June 15th, 2010, Promulgated by Mike

Fr. Richard McBrien has a new column up at the National Catholic Reporter …

US bishops from a better time

The death of Williams Borders, retired archbishop of Baltimore, this past April at age 96 has dramatized the acute change in the composition of the U.S. hierarchy over the past 30 years, that is, since the election of Pope John Paul II in 1978 and the departure of Archbishop Jean Jadot, Apostolic Delegate to the United States, in 1980.

So marked and long-lasting has the change been that many Catholics today, clergy, religious, and laity alike, tend to view many, if not most, bishops as ciphers at best, hopeless reactionaries at worst. To such Catholics, bishops are irrelevant to the life and mission of the church, and to their own lives as well.

This week’s column offers a reminder that this was not always the case.

Taking the various U.S. dioceses in alphabetical order, here is a representative sample of retired or deceased bishops, many of whom have served the church in America with uncommon pastoral zeal and who are fondly and gratefully remembered by many in their dioceses.

Fr. McBrien then goes on to list over 50 retired or deceased bishops and archbishops. While I am not familiar with every name on the list I wasn’t surprised to find several of the more famous members of the progressive camp.

::::

(Objective 1)
Reproduce verbatim the lines of the records that begin at the line containing "column-date[interactable]: Date modified" and end after the line containing "nav-pictures[interactable]: Pictures xyxy=(121,268,246,278)".
(Objective 2)
Carry on the post about Fr. McBrien's column on retired U.S. bishops, picking up after its final sentence.

::::

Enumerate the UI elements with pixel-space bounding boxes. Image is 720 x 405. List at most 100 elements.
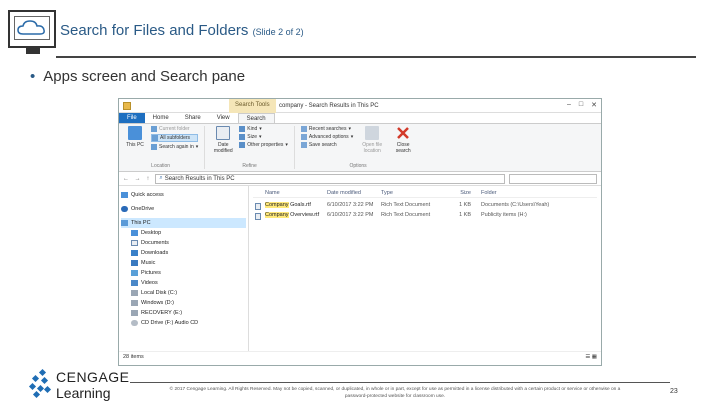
column-date[interactable]: Date modified xyxy=(327,190,381,196)
tab-file[interactable]: File xyxy=(119,113,145,123)
address-bar[interactable]: ⌕ Search Results in This PC xyxy=(155,173,505,184)
nav-documents[interactable]: Documents xyxy=(121,238,246,248)
save-icon xyxy=(300,142,307,148)
minimize-button[interactable]: – xyxy=(567,101,571,109)
nav-recovery[interactable]: RECOVERY (E:) xyxy=(121,308,246,318)
search-results-icon: ⌕ xyxy=(159,175,163,181)
all-subfolders-button[interactable]: All subfolders xyxy=(151,134,199,142)
onedrive-icon xyxy=(121,206,128,212)
search-tools-tab[interactable]: Search Tools xyxy=(229,99,276,113)
footer-divider xyxy=(130,382,670,383)
size-icon xyxy=(239,134,246,140)
kind-icon xyxy=(239,126,246,132)
nav-this-pc[interactable]: This PC xyxy=(121,218,246,228)
slide-subtitle: (Slide 2 of 2) xyxy=(252,27,304,37)
column-name[interactable]: Name xyxy=(253,190,327,196)
nav-pictures[interactable]: Pictures xyxy=(121,268,246,278)
documents-icon xyxy=(131,240,138,246)
window-title: company - Search Results in This PC xyxy=(279,103,379,109)
kind-button[interactable]: Kind ▾ xyxy=(239,126,288,132)
maximize-button[interactable]: □ xyxy=(579,101,583,109)
nav-music[interactable]: Music xyxy=(121,258,246,268)
file-name-rest: Overview.rtf xyxy=(288,212,320,218)
nav-desktop[interactable]: Desktop xyxy=(121,228,246,238)
recent-searches-button[interactable]: Recent searches ▾ xyxy=(300,126,353,132)
navigation-arrows-icon[interactable]: ← → ↑ xyxy=(123,176,151,182)
nav-quick-access[interactable]: Quick access xyxy=(121,190,246,200)
drive-icon xyxy=(131,300,138,306)
drive-icon xyxy=(131,310,138,316)
document-icon xyxy=(255,213,261,220)
videos-icon xyxy=(131,280,138,286)
bullet-point: • Apps screen and Search pane xyxy=(30,68,246,85)
this-pc-label: This PC xyxy=(126,142,144,148)
music-icon xyxy=(131,260,138,266)
search-again-button[interactable]: Search again in ▾ xyxy=(151,144,198,150)
nav-videos[interactable]: Videos xyxy=(121,278,246,288)
computer-icon xyxy=(121,220,128,226)
search-input[interactable] xyxy=(509,173,597,184)
file-list: Name Date modified Type Size Folder Comp… xyxy=(249,186,601,351)
copyright-line-1: © 2017 Cengage Learning. All Rights Rese… xyxy=(169,387,621,392)
nav-label: OneDrive xyxy=(131,206,155,212)
highlighted-match: Company xyxy=(265,202,289,208)
nav-cd-drive[interactable]: CD Drive (F:) Audio CD xyxy=(121,318,246,328)
advanced-options-label: Advanced options xyxy=(308,134,349,140)
nav-label: Desktop xyxy=(141,230,162,236)
nav-label: Documents xyxy=(141,240,169,246)
save-search-button[interactable]: Save search xyxy=(300,142,353,148)
open-folder-icon xyxy=(365,126,380,140)
nav-label: Windows (D:) xyxy=(141,300,175,306)
nav-onedrive[interactable]: OneDrive xyxy=(121,204,246,214)
close-window-button[interactable]: ✕ xyxy=(591,101,597,109)
size-label: Size xyxy=(247,134,257,140)
folder-tree-icon xyxy=(152,135,158,141)
current-folder-label: Current folder xyxy=(159,126,190,132)
current-folder-button[interactable]: Current folder xyxy=(151,126,198,132)
title-bar: Search Tools company - Search Results in… xyxy=(119,99,601,113)
column-type[interactable]: Type xyxy=(381,190,441,196)
this-pc-button[interactable]: This PC xyxy=(123,126,147,163)
tab-home[interactable]: Home xyxy=(145,113,177,123)
nav-label: Videos xyxy=(141,280,158,286)
folder-icon xyxy=(151,126,157,132)
column-size[interactable]: Size xyxy=(441,190,481,196)
kind-label: Kind xyxy=(247,126,258,132)
computer-monitor-icon xyxy=(8,10,56,54)
cengage-logo: CENGAGE Learning xyxy=(28,366,130,402)
table-row[interactable]: Company Goals.rtf 6/10/2017 3:22 PM Rich… xyxy=(253,200,597,210)
other-properties-button[interactable]: Other properties ▾ xyxy=(239,142,288,148)
address-text: Search Results in This PC xyxy=(164,175,235,182)
computer-icon xyxy=(128,126,142,140)
advanced-options-icon xyxy=(300,134,307,140)
slide-title-text: Search for Files and Folders xyxy=(60,22,249,39)
advanced-options-button[interactable]: Advanced options ▾ xyxy=(300,134,353,140)
column-folder[interactable]: Folder xyxy=(481,190,597,196)
tab-view[interactable]: View xyxy=(209,113,238,123)
date-modified-button[interactable]: Date modified xyxy=(211,126,235,163)
view-toggle-icon[interactable]: ☰ ▦ xyxy=(585,354,597,361)
ribbon-group-options: Recent searches ▾ Advanced options ▾ Sav… xyxy=(300,126,421,169)
nav-downloads[interactable]: Downloads xyxy=(121,248,246,258)
open-file-location-button[interactable]: Open file location xyxy=(357,126,387,163)
nav-label: Music xyxy=(141,260,156,266)
cloud-icon xyxy=(14,16,50,40)
file-type: Rich Text Document xyxy=(381,212,431,218)
properties-icon xyxy=(239,142,246,148)
open-file-location-label: Open file location xyxy=(362,142,383,154)
close-search-button[interactable]: Close search xyxy=(391,126,415,163)
size-button[interactable]: Size ▾ xyxy=(239,134,288,140)
file-name-rest: Goals.rtf xyxy=(288,202,311,208)
file-size: 1 KB xyxy=(459,202,471,208)
slide-title: Search for Files and Folders (Slide 2 of… xyxy=(60,22,304,39)
file-explorer-window: Search Tools company - Search Results in… xyxy=(118,98,602,366)
cd-icon xyxy=(131,320,138,326)
tab-search[interactable]: Search xyxy=(237,113,275,123)
download-icon xyxy=(131,250,138,256)
close-icon xyxy=(396,126,410,140)
nav-local-disk[interactable]: Local Disk (C:) xyxy=(121,288,246,298)
nav-windows-drive[interactable]: Windows (D:) xyxy=(121,298,246,308)
tab-share[interactable]: Share xyxy=(177,113,209,123)
item-count: 28 items xyxy=(123,354,144,360)
table-row[interactable]: Company Overview.rtf 6/10/2017 3:22 PM R… xyxy=(253,210,597,220)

::::

(Written reply 1)
column-date[interactable]: Date modified xyxy=(327,190,381,196)
tab-file[interactable]: File xyxy=(119,113,145,123)
address-bar[interactable]: ⌕ Search Results in This PC xyxy=(155,173,505,184)
nav-documents[interactable]: Documents xyxy=(121,238,246,248)
save-icon xyxy=(300,142,307,148)
minimize-button[interactable]: – xyxy=(567,101,571,109)
nav-recovery[interactable]: RECOVERY (E:) xyxy=(121,308,246,318)
search-results-icon: ⌕ xyxy=(159,175,163,181)
all-subfolders-button[interactable]: All subfolders xyxy=(151,134,199,142)
onedrive-icon xyxy=(121,206,128,212)
search-tools-tab[interactable]: Search Tools xyxy=(229,99,276,113)
footer-divider xyxy=(130,382,670,383)
size-icon xyxy=(239,134,246,140)
kind-icon xyxy=(239,126,246,132)
nav-this-pc[interactable]: This PC xyxy=(121,218,246,228)
slide-subtitle: (Slide 2 of 2) xyxy=(252,27,304,37)
column-name[interactable]: Name xyxy=(253,190,327,196)
nav-pictures[interactable]: Pictures xyxy=(121,268,246,278)

(Written reply 2)
Fr. McBrien then winds up his essay with this Orwellian piece of doublespeak …

If anyone wants to know why there has been so much hemorrhaging from the Catholic church in recent years (the Pew Study of U.S. religions has put the number at 3 in 10) and why there is so much demoralization among those who have thus far remained, we need look no further than the general pattern of appointments to, and promotions within, the U.S. hierarchy over the past three decades

Read the entire column here.

As something of a footnote, DOR’s own Deacon Ray Defendorf posted this comment on Fr. McBrien’s piece …

I’d add to Fr. McBrien’s list of outstanding bishops the late Joseph L. Hogan, 1969 – 78 and our current bishop Matthew H. Clark (1979 – present)of the Diocese of Rochester, NY. These outstanding and very pastoral leaders have made our diocese a refreshing oasis where lay participation at all levels of church administration and pastoral planning are valued and encouraged.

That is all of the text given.